- _WHAT THIS TASK INVOLVES_
Copy each line of the data below exactly, leaving out pictures.

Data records
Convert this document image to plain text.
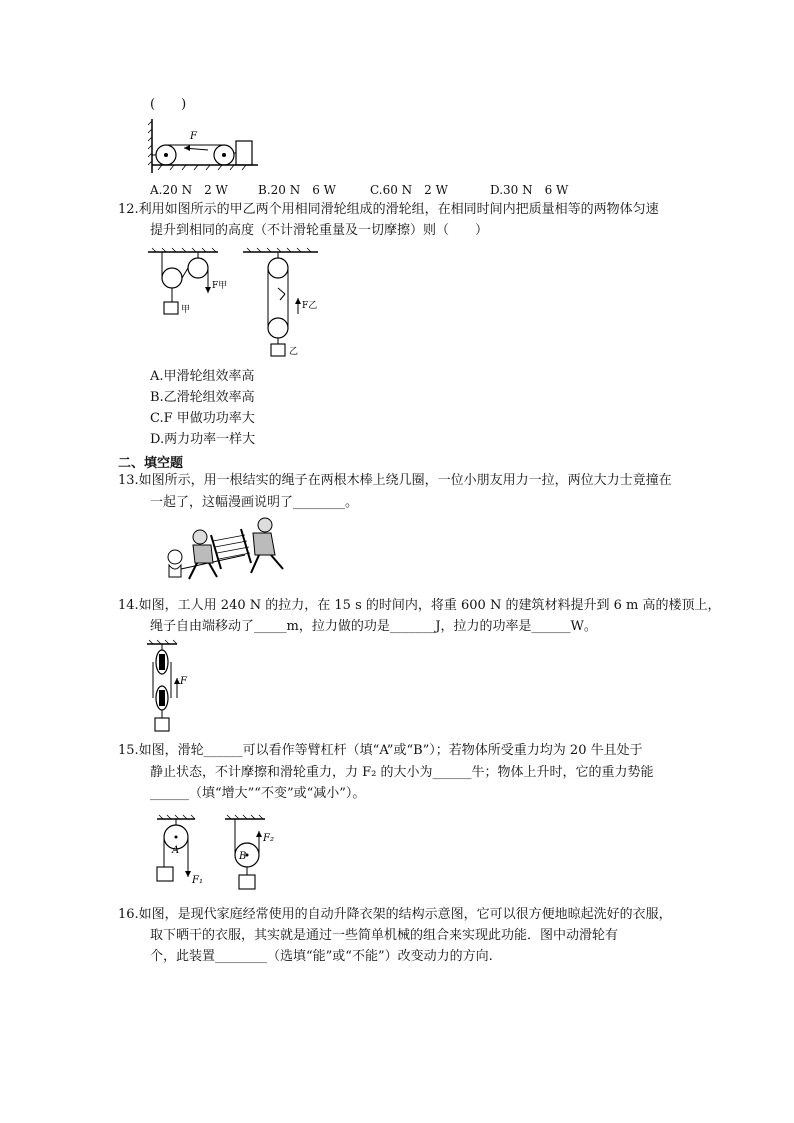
(　　)
F
A.20 N　2 W	B.20 N　6 W	C.60 N　2 W	D.30 N　6 W
12.利用如图所示的甲乙两个用相同滑轮组成的滑轮组，在相同时间内把质量相等的两物体匀速
提升到相同的高度（不计滑轮重量及一切摩擦）则（　　）
F甲
甲	F乙
乙
A.甲滑轮组效率高
B.乙滑轮组效率高
C.F 甲做功功率大
D.两力功率一样大
二、填空题
13.如图所示，用一根结实的绳子在两根木棒上绕几圈，一位小朋友用力一拉，两位大力士竟撞在
一起了，这幅漫画说明了________。
14.如图，工人用 240 N 的拉力，在 15 s 的时间内，将重 600 N 的建筑材料提升到 6 m 高的楼顶上，
绳子自由端移动了_____m，拉力做的功是_______J，拉力的功率是______W。
F
15.如图，滑轮______可以看作等臂杠杆（填“A”或“B”）；若物体所受重力均为 20 牛且处于
静止状态，不计摩擦和滑轮重力，力 F₂ 的大小为______牛；物体上升时，它的重力势能
______（填“增大”“不变”或“减小”）。
A
F₁
B
F₂
16.如图，是现代家庭经常使用的自动升降衣架的结构示意图，它可以很方便地晾起洗好的衣服，
取下晒干的衣服，其实就是通过一些简单机械的组合来实现此功能．图中动滑轮有
个，此装置________（选填“能”或“不能”）改变动力的方向.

- _COMPLETED EXERCISE_
Convert this document image to plain text.
(　　)
F
A.20 N　2 W	B.20 N　6 W	C.60 N　2 W	D.30 N　6 W
12.利用如图所示的甲乙两个用相同滑轮组成的滑轮组，在相同时间内把质量相等的两物体匀速
提升到相同的高度（不计滑轮重量及一切摩擦）则（　　）
F甲
甲	F乙
乙
A.甲滑轮组效率高
B.乙滑轮组效率高
C.F 甲做功功率大
D.两力功率一样大
二、填空题
13.如图所示，用一根结实的绳子在两根木棒上绕几圈，一位小朋友用力一拉，两位大力士竟撞在
一起了，这幅漫画说明了________。
14.如图，工人用 240 N 的拉力，在 15 s 的时间内，将重 600 N 的建筑材料提升到 6 m 高的楼顶上，
绳子自由端移动了_____m，拉力做的功是_______J，拉力的功率是______W。
F
15.如图，滑轮______可以看作等臂杠杆（填“A”或“B”）；若物体所受重力均为 20 牛且处于
静止状态，不计摩擦和滑轮重力，力 F₂ 的大小为______牛；物体上升时，它的重力势能
______（填“增大”“不变”或“减小”）。
A
F₁
B
F₂
16.如图，是现代家庭经常使用的自动升降衣架的结构示意图，它可以很方便地晾起洗好的衣服，
取下晒干的衣服，其实就是通过一些简单机械的组合来实现此功能．图中动滑轮有
个，此装置________（选填“能”或“不能”）改变动力的方向.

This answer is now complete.